* **AIM**:
In the listing below, identify each line with the word "this" and return those lines.
_____
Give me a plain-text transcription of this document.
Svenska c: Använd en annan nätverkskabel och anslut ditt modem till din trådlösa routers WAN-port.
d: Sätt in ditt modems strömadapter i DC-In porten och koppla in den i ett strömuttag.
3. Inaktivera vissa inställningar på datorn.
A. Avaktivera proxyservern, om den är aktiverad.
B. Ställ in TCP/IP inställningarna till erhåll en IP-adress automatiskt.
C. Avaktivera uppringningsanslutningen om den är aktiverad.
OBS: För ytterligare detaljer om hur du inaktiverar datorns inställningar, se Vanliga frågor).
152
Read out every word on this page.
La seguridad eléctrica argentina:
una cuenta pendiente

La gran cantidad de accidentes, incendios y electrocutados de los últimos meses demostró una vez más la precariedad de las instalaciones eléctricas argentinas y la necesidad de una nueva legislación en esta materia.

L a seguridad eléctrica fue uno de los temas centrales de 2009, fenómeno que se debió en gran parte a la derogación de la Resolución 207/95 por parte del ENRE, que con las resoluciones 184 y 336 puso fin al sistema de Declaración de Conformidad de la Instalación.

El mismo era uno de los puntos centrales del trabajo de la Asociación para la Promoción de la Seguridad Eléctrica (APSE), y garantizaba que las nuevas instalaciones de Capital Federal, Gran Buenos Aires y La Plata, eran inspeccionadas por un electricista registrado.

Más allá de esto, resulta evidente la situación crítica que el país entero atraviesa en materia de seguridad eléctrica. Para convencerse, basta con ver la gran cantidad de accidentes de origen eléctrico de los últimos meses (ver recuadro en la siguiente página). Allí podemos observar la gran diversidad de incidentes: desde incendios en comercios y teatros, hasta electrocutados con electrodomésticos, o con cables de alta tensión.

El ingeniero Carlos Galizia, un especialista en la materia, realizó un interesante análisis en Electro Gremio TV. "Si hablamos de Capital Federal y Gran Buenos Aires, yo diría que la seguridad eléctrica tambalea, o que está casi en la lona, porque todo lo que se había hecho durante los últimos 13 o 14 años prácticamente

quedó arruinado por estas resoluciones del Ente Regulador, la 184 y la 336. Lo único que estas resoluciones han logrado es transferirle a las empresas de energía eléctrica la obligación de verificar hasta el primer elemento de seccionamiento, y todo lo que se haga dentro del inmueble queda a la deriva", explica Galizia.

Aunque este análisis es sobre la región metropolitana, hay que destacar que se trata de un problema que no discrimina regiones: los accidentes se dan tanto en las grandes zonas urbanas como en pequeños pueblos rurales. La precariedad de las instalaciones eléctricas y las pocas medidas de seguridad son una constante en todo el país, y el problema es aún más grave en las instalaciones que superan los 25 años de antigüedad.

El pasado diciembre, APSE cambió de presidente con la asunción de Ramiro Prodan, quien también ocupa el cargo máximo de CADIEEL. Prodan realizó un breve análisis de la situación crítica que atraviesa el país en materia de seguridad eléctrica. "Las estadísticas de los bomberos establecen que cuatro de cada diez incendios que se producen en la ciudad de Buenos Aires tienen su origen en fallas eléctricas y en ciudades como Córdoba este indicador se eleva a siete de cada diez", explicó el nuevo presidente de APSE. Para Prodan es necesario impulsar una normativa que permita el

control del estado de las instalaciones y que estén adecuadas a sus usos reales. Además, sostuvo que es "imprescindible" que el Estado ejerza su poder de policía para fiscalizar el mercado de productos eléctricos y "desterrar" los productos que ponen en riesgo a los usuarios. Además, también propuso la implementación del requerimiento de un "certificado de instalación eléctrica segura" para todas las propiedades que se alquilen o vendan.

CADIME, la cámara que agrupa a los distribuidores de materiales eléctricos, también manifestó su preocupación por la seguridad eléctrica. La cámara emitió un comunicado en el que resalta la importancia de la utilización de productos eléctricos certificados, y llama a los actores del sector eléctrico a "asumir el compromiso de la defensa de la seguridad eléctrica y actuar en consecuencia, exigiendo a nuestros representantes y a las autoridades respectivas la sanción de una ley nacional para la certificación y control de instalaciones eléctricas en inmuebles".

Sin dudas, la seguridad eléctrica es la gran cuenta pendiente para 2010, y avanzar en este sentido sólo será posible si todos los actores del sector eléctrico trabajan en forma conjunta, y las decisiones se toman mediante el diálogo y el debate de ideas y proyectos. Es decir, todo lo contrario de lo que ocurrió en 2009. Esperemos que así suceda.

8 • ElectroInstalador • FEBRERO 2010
_____
* **EXERCISE RESPONSE**:
Give me a plain-text transcription of this document.
Read out every word on this page.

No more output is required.